Given data >>
====================

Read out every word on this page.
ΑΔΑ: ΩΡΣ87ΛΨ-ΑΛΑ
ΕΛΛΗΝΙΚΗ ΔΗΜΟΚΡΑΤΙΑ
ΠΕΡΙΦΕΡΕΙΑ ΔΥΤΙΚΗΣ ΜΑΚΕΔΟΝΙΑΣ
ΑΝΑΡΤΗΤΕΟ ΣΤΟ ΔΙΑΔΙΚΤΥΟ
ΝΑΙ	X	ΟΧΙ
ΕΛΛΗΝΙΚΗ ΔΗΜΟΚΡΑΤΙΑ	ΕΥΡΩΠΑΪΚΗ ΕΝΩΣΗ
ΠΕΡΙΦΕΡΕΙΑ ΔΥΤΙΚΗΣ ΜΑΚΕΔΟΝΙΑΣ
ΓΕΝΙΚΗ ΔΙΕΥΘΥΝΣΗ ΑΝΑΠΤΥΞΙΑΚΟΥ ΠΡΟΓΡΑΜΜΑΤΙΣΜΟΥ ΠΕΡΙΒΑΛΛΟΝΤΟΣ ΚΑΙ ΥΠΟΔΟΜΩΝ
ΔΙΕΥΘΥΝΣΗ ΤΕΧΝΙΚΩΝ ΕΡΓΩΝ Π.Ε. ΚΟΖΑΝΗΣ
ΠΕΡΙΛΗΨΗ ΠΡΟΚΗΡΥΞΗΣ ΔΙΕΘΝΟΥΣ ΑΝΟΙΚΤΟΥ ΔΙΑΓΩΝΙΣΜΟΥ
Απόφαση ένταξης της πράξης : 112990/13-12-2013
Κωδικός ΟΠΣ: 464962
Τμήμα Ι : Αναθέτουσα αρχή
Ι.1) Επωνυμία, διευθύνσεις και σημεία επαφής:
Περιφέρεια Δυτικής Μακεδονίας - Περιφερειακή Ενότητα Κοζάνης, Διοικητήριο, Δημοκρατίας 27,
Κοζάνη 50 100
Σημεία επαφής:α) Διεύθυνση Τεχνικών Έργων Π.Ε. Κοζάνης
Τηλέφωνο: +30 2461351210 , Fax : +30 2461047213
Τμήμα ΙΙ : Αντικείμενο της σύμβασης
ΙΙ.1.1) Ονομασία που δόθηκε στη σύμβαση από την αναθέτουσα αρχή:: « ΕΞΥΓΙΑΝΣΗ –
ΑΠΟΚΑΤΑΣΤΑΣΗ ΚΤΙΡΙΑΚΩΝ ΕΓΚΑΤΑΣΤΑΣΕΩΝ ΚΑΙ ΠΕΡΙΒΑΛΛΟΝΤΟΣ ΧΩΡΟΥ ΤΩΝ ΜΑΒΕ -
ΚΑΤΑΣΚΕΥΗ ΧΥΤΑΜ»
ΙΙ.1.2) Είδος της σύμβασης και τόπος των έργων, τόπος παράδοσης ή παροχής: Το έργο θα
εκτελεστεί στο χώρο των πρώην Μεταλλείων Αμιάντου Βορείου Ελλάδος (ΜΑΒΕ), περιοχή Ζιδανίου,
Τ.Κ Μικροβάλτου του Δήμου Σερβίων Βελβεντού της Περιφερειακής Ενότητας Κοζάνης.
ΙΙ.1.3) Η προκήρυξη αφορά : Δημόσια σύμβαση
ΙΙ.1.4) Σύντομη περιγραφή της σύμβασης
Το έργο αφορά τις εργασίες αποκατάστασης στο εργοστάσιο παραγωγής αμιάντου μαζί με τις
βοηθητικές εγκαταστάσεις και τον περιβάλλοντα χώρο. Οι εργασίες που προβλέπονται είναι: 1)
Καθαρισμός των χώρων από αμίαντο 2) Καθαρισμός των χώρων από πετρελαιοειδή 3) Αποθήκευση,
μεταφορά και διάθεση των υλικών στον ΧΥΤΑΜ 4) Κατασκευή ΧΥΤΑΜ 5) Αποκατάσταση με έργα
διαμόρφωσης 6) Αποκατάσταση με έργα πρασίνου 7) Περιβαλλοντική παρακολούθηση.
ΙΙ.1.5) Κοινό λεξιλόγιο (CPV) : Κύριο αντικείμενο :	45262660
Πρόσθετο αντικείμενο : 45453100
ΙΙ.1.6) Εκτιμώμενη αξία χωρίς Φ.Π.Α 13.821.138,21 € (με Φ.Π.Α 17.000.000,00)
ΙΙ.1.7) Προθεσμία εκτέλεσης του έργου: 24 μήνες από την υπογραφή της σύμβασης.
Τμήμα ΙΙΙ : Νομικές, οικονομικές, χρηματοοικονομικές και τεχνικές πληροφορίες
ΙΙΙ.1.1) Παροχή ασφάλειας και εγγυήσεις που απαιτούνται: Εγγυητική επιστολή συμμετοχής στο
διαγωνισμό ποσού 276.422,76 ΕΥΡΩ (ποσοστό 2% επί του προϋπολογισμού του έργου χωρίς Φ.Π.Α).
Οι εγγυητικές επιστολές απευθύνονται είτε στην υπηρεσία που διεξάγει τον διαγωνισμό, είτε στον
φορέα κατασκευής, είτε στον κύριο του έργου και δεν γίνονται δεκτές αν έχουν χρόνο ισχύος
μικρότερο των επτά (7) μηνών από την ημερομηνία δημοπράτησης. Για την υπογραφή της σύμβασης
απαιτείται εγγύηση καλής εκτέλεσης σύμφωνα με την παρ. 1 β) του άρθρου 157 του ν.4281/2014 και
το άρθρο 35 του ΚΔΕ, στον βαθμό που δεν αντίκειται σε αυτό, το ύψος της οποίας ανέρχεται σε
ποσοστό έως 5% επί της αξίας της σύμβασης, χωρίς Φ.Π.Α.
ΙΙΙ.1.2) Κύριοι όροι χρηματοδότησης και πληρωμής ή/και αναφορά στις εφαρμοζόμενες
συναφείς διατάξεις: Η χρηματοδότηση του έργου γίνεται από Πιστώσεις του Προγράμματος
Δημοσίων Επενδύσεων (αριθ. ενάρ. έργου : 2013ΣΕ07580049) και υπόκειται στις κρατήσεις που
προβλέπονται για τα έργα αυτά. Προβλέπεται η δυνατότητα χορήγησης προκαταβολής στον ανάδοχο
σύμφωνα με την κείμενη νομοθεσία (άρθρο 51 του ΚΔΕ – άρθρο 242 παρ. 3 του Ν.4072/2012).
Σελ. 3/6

====================

The request >>
Please restate the records in full, word for word.

Solution for this exercise >>
Read out every word on this page.
ΑΔΑ: ΩΡΣ87ΛΨ-ΑΛΑ
ΕΛΛΗΝΙΚΗ ΔΗΜΟΚΡΑΤΙΑ
ΠΕΡΙΦΕΡΕΙΑ ΔΥΤΙΚΗΣ ΜΑΚΕΔΟΝΙΑΣ
ΑΝΑΡΤΗΤΕΟ ΣΤΟ ΔΙΑΔΙΚΤΥΟ
ΝΑΙ	X	ΟΧΙ
ΕΛΛΗΝΙΚΗ ΔΗΜΟΚΡΑΤΙΑ	ΕΥΡΩΠΑΪΚΗ ΕΝΩΣΗ
ΠΕΡΙΦΕΡΕΙΑ ΔΥΤΙΚΗΣ ΜΑΚΕΔΟΝΙΑΣ
ΓΕΝΙΚΗ ΔΙΕΥΘΥΝΣΗ ΑΝΑΠΤΥΞΙΑΚΟΥ ΠΡΟΓΡΑΜΜΑΤΙΣΜΟΥ ΠΕΡΙΒΑΛΛΟΝΤΟΣ ΚΑΙ ΥΠΟΔΟΜΩΝ
ΔΙΕΥΘΥΝΣΗ ΤΕΧΝΙΚΩΝ ΕΡΓΩΝ Π.Ε. ΚΟΖΑΝΗΣ
ΠΕΡΙΛΗΨΗ ΠΡΟΚΗΡΥΞΗΣ ΔΙΕΘΝΟΥΣ ΑΝΟΙΚΤΟΥ ΔΙΑΓΩΝΙΣΜΟΥ
Απόφαση ένταξης της πράξης : 112990/13-12-2013
Κωδικός ΟΠΣ: 464962
Τμήμα Ι : Αναθέτουσα αρχή
Ι.1) Επωνυμία, διευθύνσεις και σημεία επαφής:
Περιφέρεια Δυτικής Μακεδονίας - Περιφερειακή Ενότητα Κοζάνης, Διοικητήριο, Δημοκρατίας 27,
Κοζάνη 50 100
Σημεία επαφής:α) Διεύθυνση Τεχνικών Έργων Π.Ε. Κοζάνης
Τηλέφωνο: +30 2461351210 , Fax : +30 2461047213
Τμήμα ΙΙ : Αντικείμενο της σύμβασης
ΙΙ.1.1) Ονομασία που δόθηκε στη σύμβαση από την αναθέτουσα αρχή:: « ΕΞΥΓΙΑΝΣΗ –
ΑΠΟΚΑΤΑΣΤΑΣΗ ΚΤΙΡΙΑΚΩΝ ΕΓΚΑΤΑΣΤΑΣΕΩΝ ΚΑΙ ΠΕΡΙΒΑΛΛΟΝΤΟΣ ΧΩΡΟΥ ΤΩΝ ΜΑΒΕ -
ΚΑΤΑΣΚΕΥΗ ΧΥΤΑΜ»
ΙΙ.1.2) Είδος της σύμβασης και τόπος των έργων, τόπος παράδοσης ή παροχής: Το έργο θα
εκτελεστεί στο χώρο των πρώην Μεταλλείων Αμιάντου Βορείου Ελλάδος (ΜΑΒΕ), περιοχή Ζιδανίου,
Τ.Κ Μικροβάλτου του Δήμου Σερβίων Βελβεντού της Περιφερειακής Ενότητας Κοζάνης.
ΙΙ.1.3) Η προκήρυξη αφορά : Δημόσια σύμβαση
ΙΙ.1.4) Σύντομη περιγραφή της σύμβασης
Το έργο αφορά τις εργασίες αποκατάστασης στο εργοστάσιο παραγωγής αμιάντου μαζί με τις
βοηθητικές εγκαταστάσεις και τον περιβάλλοντα χώρο. Οι εργασίες που προβλέπονται είναι: 1)
Καθαρισμός των χώρων από αμίαντο 2) Καθαρισμός των χώρων από πετρελαιοειδή 3) Αποθήκευση,
μεταφορά και διάθεση των υλικών στον ΧΥΤΑΜ 4) Κατασκευή ΧΥΤΑΜ 5) Αποκατάσταση με έργα
διαμόρφωσης 6) Αποκατάσταση με έργα πρασίνου 7) Περιβαλλοντική παρακολούθηση.
ΙΙ.1.5) Κοινό λεξιλόγιο (CPV) : Κύριο αντικείμενο :	45262660
Πρόσθετο αντικείμενο : 45453100
ΙΙ.1.6) Εκτιμώμενη αξία χωρίς Φ.Π.Α 13.821.138,21 € (με Φ.Π.Α 17.000.000,00)
ΙΙ.1.7) Προθεσμία εκτέλεσης του έργου: 24 μήνες από την υπογραφή της σύμβασης.
Τμήμα ΙΙΙ : Νομικές, οικονομικές, χρηματοοικονομικές και τεχνικές πληροφορίες
ΙΙΙ.1.1) Παροχή ασφάλειας και εγγυήσεις που απαιτούνται: Εγγυητική επιστολή συμμετοχής στο
διαγωνισμό ποσού 276.422,76 ΕΥΡΩ (ποσοστό 2% επί του προϋπολογισμού του έργου χωρίς Φ.Π.Α).
Οι εγγυητικές επιστολές απευθύνονται είτε στην υπηρεσία που διεξάγει τον διαγωνισμό, είτε στον
φορέα κατασκευής, είτε στον κύριο του έργου και δεν γίνονται δεκτές αν έχουν χρόνο ισχύος
μικρότερο των επτά (7) μηνών από την ημερομηνία δημοπράτησης. Για την υπογραφή της σύμβασης
απαιτείται εγγύηση καλής εκτέλεσης σύμφωνα με την παρ. 1 β) του άρθρου 157 του ν.4281/2014 και
το άρθρο 35 του ΚΔΕ, στον βαθμό που δεν αντίκειται σε αυτό, το ύψος της οποίας ανέρχεται σε
ποσοστό έως 5% επί της αξίας της σύμβασης, χωρίς Φ.Π.Α.
ΙΙΙ.1.2) Κύριοι όροι χρηματοδότησης και πληρωμής ή/και αναφορά στις εφαρμοζόμενες
συναφείς διατάξεις: Η χρηματοδότηση του έργου γίνεται από Πιστώσεις του Προγράμματος
Δημοσίων Επενδύσεων (αριθ. ενάρ. έργου : 2013ΣΕ07580049) και υπόκειται στις κρατήσεις που
προβλέπονται για τα έργα αυτά. Προβλέπεται η δυνατότητα χορήγησης προκαταβολής στον ανάδοχο
σύμφωνα με την κείμενη νομοθεσία (άρθρο 51 του ΚΔΕ – άρθρο 242 παρ. 3 του Ν.4072/2012).
Σελ. 3/6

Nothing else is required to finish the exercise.